> [BRIEF]: Pull out all lines from the listing below in which the word "left" appears.

[Stored entries]
## Start

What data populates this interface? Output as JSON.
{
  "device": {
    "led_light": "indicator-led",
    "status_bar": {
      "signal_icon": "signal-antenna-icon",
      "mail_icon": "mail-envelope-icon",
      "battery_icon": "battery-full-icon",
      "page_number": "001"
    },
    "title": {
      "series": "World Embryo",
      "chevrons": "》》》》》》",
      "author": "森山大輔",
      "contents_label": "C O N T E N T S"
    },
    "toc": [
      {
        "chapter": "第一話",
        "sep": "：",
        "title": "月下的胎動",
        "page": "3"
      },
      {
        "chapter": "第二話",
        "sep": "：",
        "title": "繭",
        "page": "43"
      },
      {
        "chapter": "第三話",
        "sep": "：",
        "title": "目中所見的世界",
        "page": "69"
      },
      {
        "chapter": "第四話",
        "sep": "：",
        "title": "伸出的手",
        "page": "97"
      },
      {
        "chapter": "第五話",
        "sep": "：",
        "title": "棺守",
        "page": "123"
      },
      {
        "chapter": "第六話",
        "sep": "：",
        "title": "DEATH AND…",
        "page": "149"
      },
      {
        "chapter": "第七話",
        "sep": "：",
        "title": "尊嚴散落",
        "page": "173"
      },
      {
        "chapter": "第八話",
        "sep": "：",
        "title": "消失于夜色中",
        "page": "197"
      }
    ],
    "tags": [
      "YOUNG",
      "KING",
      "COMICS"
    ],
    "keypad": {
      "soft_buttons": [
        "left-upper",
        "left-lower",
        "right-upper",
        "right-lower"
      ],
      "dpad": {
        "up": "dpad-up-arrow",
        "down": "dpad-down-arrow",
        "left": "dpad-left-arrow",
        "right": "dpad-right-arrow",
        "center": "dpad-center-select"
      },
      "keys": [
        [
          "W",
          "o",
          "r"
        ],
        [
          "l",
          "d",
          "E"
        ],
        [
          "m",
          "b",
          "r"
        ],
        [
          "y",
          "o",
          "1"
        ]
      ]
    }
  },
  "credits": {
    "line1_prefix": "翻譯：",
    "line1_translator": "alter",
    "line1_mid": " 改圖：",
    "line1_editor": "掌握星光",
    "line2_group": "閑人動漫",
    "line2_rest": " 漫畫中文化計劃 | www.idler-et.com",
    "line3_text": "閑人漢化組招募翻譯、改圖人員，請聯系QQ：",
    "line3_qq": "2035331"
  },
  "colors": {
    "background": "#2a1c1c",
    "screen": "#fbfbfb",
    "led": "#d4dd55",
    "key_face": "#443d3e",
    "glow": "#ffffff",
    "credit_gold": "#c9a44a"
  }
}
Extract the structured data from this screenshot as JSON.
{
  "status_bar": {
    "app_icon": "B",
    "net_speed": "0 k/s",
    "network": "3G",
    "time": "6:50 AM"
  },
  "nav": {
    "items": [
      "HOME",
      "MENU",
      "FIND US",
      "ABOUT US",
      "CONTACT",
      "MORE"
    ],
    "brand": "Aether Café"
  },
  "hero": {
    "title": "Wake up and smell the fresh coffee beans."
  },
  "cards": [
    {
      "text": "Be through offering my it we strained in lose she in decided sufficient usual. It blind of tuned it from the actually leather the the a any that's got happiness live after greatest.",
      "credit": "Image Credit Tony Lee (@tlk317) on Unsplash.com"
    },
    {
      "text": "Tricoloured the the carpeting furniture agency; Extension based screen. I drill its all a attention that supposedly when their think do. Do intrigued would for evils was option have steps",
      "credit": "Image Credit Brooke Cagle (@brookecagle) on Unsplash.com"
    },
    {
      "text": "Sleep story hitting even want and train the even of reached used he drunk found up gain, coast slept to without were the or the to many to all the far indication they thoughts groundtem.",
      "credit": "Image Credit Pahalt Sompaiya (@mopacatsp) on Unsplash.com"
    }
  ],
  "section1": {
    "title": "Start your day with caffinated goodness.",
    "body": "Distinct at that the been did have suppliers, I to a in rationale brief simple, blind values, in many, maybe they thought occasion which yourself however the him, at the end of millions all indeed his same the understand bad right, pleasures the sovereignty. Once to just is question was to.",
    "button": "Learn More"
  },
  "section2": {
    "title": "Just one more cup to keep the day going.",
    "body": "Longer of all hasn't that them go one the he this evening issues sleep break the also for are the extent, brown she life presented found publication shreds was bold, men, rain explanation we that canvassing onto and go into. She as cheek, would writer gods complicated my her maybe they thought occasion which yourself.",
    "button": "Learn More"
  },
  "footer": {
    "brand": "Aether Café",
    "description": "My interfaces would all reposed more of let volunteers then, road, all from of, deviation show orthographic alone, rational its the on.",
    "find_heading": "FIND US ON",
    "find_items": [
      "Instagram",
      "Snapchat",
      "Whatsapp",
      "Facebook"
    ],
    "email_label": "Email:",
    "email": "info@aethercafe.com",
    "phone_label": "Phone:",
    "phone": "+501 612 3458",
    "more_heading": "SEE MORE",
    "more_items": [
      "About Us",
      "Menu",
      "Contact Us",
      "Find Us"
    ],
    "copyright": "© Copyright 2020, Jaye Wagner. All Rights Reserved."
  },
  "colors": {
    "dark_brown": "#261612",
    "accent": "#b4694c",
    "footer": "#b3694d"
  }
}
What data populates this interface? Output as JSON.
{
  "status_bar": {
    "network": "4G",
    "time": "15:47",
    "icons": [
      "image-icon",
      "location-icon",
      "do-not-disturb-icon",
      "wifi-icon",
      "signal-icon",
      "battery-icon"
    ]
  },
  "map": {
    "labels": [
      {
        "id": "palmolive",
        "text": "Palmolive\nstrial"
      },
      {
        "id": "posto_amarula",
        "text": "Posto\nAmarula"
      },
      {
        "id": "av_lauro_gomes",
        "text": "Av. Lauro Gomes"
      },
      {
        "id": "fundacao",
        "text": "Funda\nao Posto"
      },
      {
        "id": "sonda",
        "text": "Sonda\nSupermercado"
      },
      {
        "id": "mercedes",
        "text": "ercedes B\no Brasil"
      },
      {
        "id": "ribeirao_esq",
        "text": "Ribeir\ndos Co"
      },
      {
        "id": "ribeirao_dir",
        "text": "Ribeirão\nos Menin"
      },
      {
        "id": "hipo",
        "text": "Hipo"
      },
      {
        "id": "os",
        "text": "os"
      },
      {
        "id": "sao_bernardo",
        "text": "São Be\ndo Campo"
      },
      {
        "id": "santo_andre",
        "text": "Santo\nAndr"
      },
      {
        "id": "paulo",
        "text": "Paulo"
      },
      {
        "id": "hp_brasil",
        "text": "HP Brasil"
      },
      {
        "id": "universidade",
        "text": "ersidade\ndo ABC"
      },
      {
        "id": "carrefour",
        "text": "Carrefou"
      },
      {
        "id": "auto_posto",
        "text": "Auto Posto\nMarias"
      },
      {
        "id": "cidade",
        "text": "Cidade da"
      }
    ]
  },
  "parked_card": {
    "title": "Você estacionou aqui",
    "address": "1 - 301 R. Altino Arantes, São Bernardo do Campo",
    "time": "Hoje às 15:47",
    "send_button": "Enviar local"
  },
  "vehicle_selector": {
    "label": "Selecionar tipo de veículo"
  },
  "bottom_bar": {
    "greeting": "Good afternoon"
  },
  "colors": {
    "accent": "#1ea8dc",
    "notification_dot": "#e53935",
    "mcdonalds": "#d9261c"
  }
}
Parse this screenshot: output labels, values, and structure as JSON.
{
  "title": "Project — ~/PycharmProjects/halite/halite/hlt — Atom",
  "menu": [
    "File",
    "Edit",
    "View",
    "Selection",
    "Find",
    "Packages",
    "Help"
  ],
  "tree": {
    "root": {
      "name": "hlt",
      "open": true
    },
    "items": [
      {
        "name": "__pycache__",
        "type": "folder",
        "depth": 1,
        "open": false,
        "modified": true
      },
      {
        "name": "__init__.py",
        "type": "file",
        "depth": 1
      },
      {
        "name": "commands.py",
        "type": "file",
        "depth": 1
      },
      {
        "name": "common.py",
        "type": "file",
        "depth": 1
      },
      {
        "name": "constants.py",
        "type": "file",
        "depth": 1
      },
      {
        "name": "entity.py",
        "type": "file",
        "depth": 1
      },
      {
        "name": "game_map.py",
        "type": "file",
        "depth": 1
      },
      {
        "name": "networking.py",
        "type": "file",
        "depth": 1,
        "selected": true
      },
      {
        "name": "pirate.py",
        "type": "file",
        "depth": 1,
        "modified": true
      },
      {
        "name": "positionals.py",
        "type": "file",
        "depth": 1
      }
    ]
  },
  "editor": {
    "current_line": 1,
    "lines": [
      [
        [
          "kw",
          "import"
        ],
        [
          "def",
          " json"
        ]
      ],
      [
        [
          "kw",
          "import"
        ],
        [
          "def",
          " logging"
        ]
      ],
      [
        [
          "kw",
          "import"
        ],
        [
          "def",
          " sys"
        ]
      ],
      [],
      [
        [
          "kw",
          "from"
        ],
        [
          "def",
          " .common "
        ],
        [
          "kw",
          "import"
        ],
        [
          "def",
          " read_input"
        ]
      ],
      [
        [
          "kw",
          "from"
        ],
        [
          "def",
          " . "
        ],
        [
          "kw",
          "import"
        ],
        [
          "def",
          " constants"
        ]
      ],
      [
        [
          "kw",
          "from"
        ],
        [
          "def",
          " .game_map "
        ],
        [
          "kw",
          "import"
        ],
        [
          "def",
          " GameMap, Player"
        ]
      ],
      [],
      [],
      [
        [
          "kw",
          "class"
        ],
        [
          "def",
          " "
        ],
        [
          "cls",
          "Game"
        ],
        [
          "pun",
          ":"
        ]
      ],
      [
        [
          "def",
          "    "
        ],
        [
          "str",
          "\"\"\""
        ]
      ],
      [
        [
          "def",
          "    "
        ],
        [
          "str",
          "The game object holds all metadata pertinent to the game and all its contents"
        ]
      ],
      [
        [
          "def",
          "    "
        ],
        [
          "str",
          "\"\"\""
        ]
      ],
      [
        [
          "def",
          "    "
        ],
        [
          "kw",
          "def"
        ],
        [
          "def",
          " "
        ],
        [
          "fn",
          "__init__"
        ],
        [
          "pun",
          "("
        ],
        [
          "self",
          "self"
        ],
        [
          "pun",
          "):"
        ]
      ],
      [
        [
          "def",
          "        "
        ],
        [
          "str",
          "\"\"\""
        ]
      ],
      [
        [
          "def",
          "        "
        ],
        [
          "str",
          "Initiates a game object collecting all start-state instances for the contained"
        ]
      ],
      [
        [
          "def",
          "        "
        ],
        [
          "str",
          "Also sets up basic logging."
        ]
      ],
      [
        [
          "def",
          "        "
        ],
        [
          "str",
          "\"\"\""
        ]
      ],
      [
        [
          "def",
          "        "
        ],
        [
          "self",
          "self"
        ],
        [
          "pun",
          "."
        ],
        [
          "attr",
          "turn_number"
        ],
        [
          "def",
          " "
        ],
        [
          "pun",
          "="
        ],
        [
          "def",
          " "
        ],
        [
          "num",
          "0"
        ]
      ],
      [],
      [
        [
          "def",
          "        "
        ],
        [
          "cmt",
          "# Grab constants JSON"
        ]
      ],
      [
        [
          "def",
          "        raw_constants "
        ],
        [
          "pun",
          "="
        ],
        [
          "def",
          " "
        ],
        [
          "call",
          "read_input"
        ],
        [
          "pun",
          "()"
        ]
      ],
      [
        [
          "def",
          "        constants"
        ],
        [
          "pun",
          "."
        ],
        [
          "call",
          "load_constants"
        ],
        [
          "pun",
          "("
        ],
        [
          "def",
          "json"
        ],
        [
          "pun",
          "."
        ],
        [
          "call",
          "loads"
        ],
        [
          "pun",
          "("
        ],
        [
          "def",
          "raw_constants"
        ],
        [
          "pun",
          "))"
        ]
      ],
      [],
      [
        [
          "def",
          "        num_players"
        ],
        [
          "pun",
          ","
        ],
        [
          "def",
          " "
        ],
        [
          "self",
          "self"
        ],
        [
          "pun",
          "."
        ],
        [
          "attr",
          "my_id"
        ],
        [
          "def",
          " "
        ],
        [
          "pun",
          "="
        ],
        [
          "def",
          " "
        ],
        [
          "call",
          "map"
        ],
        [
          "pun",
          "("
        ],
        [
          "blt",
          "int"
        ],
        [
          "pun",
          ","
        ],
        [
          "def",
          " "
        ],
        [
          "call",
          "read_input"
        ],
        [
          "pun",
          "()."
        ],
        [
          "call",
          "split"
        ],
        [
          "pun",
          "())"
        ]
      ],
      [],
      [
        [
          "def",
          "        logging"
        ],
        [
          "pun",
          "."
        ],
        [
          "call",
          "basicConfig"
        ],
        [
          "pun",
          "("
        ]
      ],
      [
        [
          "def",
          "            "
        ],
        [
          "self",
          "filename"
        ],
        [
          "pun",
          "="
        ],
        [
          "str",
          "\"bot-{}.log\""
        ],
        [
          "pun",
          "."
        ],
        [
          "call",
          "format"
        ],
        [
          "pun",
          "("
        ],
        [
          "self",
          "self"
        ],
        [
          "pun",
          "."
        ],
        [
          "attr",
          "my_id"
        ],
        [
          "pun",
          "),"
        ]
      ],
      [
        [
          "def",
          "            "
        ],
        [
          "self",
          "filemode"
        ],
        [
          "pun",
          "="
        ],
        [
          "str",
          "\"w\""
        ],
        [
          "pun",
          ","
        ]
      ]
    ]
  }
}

## End

> [ANSWER TO THE TASK]:
        "left-upper",
        "left-lower",
        "left": "dpad-left-arrow",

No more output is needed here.